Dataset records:
━━━━━━

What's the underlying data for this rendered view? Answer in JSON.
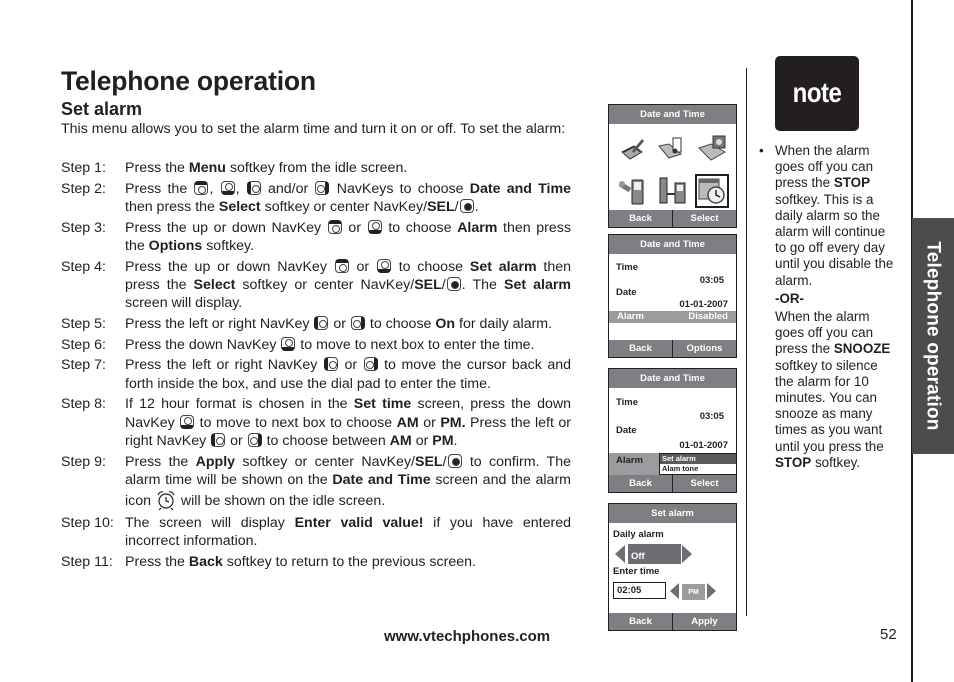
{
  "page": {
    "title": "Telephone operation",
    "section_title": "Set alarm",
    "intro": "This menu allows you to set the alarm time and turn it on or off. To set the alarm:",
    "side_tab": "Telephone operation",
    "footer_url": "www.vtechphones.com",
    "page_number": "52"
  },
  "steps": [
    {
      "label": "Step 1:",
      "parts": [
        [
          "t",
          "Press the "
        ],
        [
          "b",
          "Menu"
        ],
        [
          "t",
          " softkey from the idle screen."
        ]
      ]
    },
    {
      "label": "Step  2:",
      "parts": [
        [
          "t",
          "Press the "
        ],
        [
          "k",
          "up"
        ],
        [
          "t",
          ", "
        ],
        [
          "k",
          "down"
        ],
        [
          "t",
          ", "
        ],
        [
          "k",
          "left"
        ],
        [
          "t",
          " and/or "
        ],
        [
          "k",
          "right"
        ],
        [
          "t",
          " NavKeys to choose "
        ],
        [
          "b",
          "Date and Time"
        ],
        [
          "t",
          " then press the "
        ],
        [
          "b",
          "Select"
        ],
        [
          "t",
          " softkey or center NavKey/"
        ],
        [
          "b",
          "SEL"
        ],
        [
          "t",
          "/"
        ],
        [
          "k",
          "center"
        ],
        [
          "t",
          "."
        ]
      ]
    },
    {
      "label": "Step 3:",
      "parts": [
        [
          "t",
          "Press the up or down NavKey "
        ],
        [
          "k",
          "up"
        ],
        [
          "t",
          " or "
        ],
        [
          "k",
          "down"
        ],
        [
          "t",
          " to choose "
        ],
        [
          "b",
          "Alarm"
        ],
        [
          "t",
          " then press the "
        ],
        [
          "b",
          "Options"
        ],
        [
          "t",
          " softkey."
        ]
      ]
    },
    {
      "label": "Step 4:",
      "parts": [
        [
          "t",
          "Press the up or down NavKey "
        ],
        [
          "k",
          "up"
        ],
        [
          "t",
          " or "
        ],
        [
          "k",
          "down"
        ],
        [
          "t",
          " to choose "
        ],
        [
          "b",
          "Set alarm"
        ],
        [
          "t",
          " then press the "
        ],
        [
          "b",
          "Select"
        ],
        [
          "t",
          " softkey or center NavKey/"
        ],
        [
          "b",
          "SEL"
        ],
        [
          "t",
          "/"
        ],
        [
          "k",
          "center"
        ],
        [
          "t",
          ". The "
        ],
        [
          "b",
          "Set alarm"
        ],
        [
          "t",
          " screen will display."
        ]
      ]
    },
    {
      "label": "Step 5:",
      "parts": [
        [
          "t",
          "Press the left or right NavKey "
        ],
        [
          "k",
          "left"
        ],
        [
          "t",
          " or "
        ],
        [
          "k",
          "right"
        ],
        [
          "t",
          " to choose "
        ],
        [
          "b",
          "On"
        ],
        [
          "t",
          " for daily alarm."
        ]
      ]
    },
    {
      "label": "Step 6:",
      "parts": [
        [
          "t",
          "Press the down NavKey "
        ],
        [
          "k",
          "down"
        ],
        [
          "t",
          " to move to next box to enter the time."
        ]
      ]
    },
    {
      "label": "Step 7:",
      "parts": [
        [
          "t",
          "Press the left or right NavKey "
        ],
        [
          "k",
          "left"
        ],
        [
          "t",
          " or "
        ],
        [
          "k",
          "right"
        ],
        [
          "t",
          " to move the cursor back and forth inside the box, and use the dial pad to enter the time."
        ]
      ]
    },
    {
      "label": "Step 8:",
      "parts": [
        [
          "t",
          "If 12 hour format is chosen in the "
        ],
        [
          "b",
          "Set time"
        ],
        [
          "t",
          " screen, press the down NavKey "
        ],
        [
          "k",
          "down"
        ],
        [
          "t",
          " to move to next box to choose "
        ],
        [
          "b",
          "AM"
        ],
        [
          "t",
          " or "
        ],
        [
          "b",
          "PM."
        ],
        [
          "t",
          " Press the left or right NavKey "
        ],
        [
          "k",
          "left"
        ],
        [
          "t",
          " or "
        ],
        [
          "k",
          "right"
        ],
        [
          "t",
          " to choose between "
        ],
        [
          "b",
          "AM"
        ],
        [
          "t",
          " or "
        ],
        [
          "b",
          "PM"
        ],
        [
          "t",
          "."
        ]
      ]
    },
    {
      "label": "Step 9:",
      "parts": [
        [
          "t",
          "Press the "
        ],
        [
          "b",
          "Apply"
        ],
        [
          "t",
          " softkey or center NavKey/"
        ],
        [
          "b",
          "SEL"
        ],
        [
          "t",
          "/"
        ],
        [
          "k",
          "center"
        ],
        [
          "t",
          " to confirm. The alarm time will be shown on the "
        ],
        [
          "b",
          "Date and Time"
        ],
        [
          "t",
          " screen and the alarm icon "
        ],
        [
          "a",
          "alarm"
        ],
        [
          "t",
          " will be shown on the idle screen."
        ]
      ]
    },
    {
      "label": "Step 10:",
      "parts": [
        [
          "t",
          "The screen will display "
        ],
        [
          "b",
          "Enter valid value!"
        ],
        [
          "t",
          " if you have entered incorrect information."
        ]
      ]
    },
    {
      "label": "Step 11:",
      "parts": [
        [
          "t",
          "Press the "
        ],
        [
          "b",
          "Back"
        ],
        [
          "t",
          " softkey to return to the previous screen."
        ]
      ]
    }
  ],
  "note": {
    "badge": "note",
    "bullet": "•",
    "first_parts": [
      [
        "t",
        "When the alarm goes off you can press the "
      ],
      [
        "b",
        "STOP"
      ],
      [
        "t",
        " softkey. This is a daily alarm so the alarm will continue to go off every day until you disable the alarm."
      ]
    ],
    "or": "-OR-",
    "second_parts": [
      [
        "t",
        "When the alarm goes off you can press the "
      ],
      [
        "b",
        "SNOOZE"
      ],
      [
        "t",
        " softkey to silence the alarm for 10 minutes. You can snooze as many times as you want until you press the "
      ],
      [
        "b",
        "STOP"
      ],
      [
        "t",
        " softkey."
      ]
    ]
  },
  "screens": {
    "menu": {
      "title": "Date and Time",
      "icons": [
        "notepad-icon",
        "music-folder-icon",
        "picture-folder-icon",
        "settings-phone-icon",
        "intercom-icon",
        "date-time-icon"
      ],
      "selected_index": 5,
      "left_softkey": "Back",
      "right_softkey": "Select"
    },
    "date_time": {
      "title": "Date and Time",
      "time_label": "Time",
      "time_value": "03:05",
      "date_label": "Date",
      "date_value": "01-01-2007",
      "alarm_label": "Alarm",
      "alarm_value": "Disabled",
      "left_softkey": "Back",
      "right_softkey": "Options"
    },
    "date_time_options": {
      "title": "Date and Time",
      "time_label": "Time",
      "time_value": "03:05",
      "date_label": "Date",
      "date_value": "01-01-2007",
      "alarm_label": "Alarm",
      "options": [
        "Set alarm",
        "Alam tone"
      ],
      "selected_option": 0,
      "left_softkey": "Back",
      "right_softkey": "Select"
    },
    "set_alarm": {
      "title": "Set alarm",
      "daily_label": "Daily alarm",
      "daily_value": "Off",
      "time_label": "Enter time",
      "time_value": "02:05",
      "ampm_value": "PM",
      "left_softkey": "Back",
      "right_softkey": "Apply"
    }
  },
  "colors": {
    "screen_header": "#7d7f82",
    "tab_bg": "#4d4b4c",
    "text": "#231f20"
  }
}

━━━━━━

THE TASK = Above are records to transcribe exactly; leave their pictures out.

COMPLETE RESPONSE =
What's the underlying data for this rendered view? Answer in JSON.
{
  "page": {
    "title": "Telephone operation",
    "section_title": "Set alarm",
    "intro": "This menu allows you to set the alarm time and turn it on or off. To set the alarm:",
    "side_tab": "Telephone operation",
    "footer_url": "www.vtechphones.com",
    "page_number": "52"
  },
  "steps": [
    {
      "label": "Step 1:",
      "parts": [
        [
          "t",
          "Press the "
        ],
        [
          "b",
          "Menu"
        ],
        [
          "t",
          " softkey from the idle screen."
        ]
      ]
    },
    {
      "label": "Step  2:",
      "parts": [
        [
          "t",
          "Press the "
        ],
        [
          "k",
          "up"
        ],
        [
          "t",
          ", "
        ],
        [
          "k",
          "down"
        ],
        [
          "t",
          ", "
        ],
        [
          "k",
          "left"
        ],
        [
          "t",
          " and/or "
        ],
        [
          "k",
          "right"
        ],
        [
          "t",
          " NavKeys to choose "
        ],
        [
          "b",
          "Date and Time"
        ],
        [
          "t",
          " then press the "
        ],
        [
          "b",
          "Select"
        ],
        [
          "t",
          " softkey or center NavKey/"
        ],
        [
          "b",
          "SEL"
        ],
        [
          "t",
          "/"
        ],
        [
          "k",
          "center"
        ],
        [
          "t",
          "."
        ]
      ]
    },
    {
      "label": "Step 3:",
      "parts": [
        [
          "t",
          "Press the up or down NavKey "
        ],
        [
          "k",
          "up"
        ],
        [
          "t",
          " or "
        ],
        [
          "k",
          "down"
        ],
        [
          "t",
          " to choose "
        ],
        [
          "b",
          "Alarm"
        ],
        [
          "t",
          " then press the "
        ],
        [
          "b",
          "Options"
        ],
        [
          "t",
          " softkey."
        ]
      ]
    },
    {
      "label": "Step 4:",
      "parts": [
        [
          "t",
          "Press the up or down NavKey "
        ],
        [
          "k",
          "up"
        ],
        [
          "t",
          " or "
        ],
        [
          "k",
          "down"
        ],
        [
          "t",
          " to choose "
        ],
        [
          "b",
          "Set alarm"
        ],
        [
          "t",
          " then press the "
        ],
        [
          "b",
          "Select"
        ],
        [
          "t",
          " softkey or center NavKey/"
        ],
        [
          "b",
          "SEL"
        ],
        [
          "t",
          "/"
        ],
        [
          "k",
          "center"
        ],
        [
          "t",
          ". The "
        ],
        [
          "b",
          "Set alarm"
        ],
        [
          "t",
          " screen will display."
        ]
      ]
    },
    {
      "label": "Step 5:",
      "parts": [
        [
          "t",
          "Press the left or right NavKey "
        ],
        [
          "k",
          "left"
        ],
        [
          "t",
          " or "
        ],
        [
          "k",
          "right"
        ],
        [
          "t",
          " to choose "
        ],
        [
          "b",
          "On"
        ],
        [
          "t",
          " for daily alarm."
        ]
      ]
    },
    {
      "label": "Step 6:",
      "parts": [
        [
          "t",
          "Press the down NavKey "
        ],
        [
          "k",
          "down"
        ],
        [
          "t",
          " to move to next box to enter the time."
        ]
      ]
    },
    {
      "label": "Step 7:",
      "parts": [
        [
          "t",
          "Press the left or right NavKey "
        ],
        [
          "k",
          "left"
        ],
        [
          "t",
          " or "
        ],
        [
          "k",
          "right"
        ],
        [
          "t",
          " to move the cursor back and forth inside the box, and use the dial pad to enter the time."
        ]
      ]
    },
    {
      "label": "Step 8:",
      "parts": [
        [
          "t",
          "If 12 hour format is chosen in the "
        ],
        [
          "b",
          "Set time"
        ],
        [
          "t",
          " screen, press the down NavKey "
        ],
        [
          "k",
          "down"
        ],
        [
          "t",
          " to move to next box to choose "
        ],
        [
          "b",
          "AM"
        ],
        [
          "t",
          " or "
        ],
        [
          "b",
          "PM."
        ],
        [
          "t",
          " Press the left or right NavKey "
        ],
        [
          "k",
          "left"
        ],
        [
          "t",
          " or "
        ],
        [
          "k",
          "right"
        ],
        [
          "t",
          " to choose between "
        ],
        [
          "b",
          "AM"
        ],
        [
          "t",
          " or "
        ],
        [
          "b",
          "PM"
        ],
        [
          "t",
          "."
        ]
      ]
    },
    {
      "label": "Step 9:",
      "parts": [
        [
          "t",
          "Press the "
        ],
        [
          "b",
          "Apply"
        ],
        [
          "t",
          " softkey or center NavKey/"
        ],
        [
          "b",
          "SEL"
        ],
        [
          "t",
          "/"
        ],
        [
          "k",
          "center"
        ],
        [
          "t",
          " to confirm. The alarm time will be shown on the "
        ],
        [
          "b",
          "Date and Time"
        ],
        [
          "t",
          " screen and the alarm icon "
        ],
        [
          "a",
          "alarm"
        ],
        [
          "t",
          " will be shown on the idle screen."
        ]
      ]
    },
    {
      "label": "Step 10:",
      "parts": [
        [
          "t",
          "The screen will display "
        ],
        [
          "b",
          "Enter valid value!"
        ],
        [
          "t",
          " if you have entered incorrect information."
        ]
      ]
    },
    {
      "label": "Step 11:",
      "parts": [
        [
          "t",
          "Press the "
        ],
        [
          "b",
          "Back"
        ],
        [
          "t",
          " softkey to return to the previous screen."
        ]
      ]
    }
  ],
  "note": {
    "badge": "note",
    "bullet": "•",
    "first_parts": [
      [
        "t",
        "When the alarm goes off you can press the "
      ],
      [
        "b",
        "STOP"
      ],
      [
        "t",
        " softkey. This is a daily alarm so the alarm will continue to go off every day until you disable the alarm."
      ]
    ],
    "or": "-OR-",
    "second_parts": [
      [
        "t",
        "When the alarm goes off you can press the "
      ],
      [
        "b",
        "SNOOZE"
      ],
      [
        "t",
        " softkey to silence the alarm for 10 minutes. You can snooze as many times as you want until you press the "
      ],
      [
        "b",
        "STOP"
      ],
      [
        "t",
        " softkey."
      ]
    ]
  },
  "screens": {
    "menu": {
      "title": "Date and Time",
      "icons": [
        "notepad-icon",
        "music-folder-icon",
        "picture-folder-icon",
        "settings-phone-icon",
        "intercom-icon",
        "date-time-icon"
      ],
      "selected_index": 5,
      "left_softkey": "Back",
      "right_softkey": "Select"
    },
    "date_time": {
      "title": "Date and Time",
      "time_label": "Time",
      "time_value": "03:05",
      "date_label": "Date",
      "date_value": "01-01-2007",
      "alarm_label": "Alarm",
      "alarm_value": "Disabled",
      "left_softkey": "Back",
      "right_softkey": "Options"
    },
    "date_time_options": {
      "title": "Date and Time",
      "time_label": "Time",
      "time_value": "03:05",
      "date_label": "Date",
      "date_value": "01-01-2007",
      "alarm_label": "Alarm",
      "options": [
        "Set alarm",
        "Alam tone"
      ],
      "selected_option": 0,
      "left_softkey": "Back",
      "right_softkey": "Select"
    },
    "set_alarm": {
      "title": "Set alarm",
      "daily_label": "Daily alarm",
      "daily_value": "Off",
      "time_label": "Enter time",
      "time_value": "02:05",
      "ampm_value": "PM",
      "left_softkey": "Back",
      "right_softkey": "Apply"
    }
  },
  "colors": {
    "screen_header": "#7d7f82",
    "tab_bg": "#4d4b4c",
    "text": "#231f20"
  }
}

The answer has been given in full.